--- Material ---

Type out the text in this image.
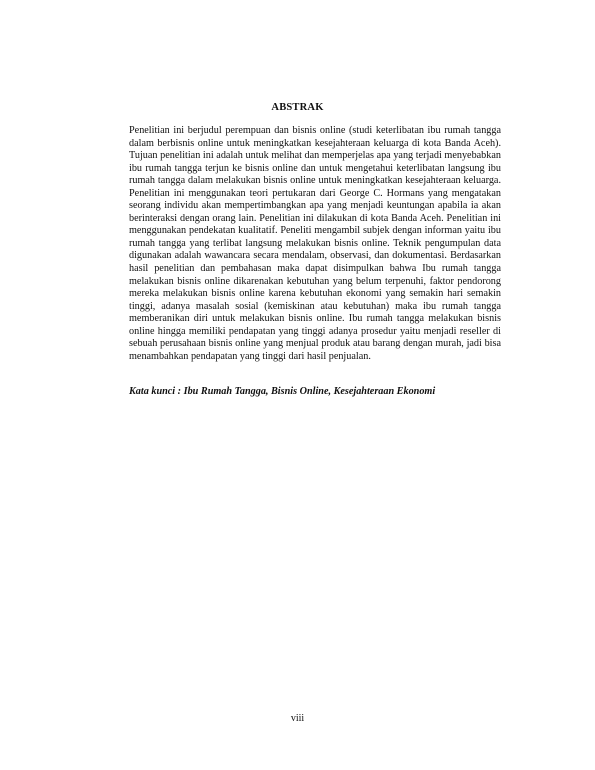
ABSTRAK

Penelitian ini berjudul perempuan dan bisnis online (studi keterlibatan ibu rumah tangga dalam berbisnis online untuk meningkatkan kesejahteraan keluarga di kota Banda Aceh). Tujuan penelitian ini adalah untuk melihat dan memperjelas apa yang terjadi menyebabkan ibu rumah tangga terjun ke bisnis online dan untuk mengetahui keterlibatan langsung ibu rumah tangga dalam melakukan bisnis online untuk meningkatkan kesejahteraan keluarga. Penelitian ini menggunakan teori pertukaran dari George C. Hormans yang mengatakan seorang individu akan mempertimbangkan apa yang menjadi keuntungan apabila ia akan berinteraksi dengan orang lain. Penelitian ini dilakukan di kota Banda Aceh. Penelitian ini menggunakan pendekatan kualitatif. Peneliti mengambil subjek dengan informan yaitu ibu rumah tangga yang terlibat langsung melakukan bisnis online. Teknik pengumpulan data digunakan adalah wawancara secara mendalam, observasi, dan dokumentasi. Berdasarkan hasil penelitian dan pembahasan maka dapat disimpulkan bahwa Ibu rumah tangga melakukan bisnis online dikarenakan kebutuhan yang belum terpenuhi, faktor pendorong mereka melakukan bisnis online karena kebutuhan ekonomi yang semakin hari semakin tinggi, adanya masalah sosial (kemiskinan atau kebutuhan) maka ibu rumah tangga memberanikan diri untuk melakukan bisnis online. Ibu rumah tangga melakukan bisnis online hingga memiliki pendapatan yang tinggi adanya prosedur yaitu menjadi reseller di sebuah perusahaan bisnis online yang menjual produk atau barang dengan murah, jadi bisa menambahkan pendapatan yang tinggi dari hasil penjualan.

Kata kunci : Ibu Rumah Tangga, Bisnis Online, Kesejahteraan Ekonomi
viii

---
--- Material ---

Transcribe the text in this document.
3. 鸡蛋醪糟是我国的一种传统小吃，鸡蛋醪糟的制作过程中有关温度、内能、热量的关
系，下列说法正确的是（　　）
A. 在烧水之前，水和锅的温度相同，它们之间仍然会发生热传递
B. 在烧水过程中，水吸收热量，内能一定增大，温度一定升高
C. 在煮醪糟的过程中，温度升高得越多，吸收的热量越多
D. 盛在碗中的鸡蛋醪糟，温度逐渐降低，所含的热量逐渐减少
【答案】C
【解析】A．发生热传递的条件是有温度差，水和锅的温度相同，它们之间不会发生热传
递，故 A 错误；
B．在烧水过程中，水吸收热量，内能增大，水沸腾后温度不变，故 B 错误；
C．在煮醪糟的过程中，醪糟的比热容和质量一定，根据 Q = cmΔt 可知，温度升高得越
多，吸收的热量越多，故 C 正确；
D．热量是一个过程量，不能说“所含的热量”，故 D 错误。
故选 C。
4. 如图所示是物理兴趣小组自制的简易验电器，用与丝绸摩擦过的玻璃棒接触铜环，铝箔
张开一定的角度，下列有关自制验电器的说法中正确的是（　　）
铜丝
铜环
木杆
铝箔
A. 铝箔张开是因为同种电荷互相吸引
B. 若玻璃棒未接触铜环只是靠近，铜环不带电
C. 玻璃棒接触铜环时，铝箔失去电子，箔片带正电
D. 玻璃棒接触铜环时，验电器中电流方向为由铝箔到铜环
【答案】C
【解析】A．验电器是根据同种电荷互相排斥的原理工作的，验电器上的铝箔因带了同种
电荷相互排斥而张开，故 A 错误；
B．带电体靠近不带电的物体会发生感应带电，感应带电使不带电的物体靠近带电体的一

---

> [Task details] Report all lines of the data that include the word "吸收的热量越多".

> [Exercise response]
C. 在煮醪糟的过程中，温度升高得越多，吸收的热量越多
多，吸收的热量越多，故 C 正确；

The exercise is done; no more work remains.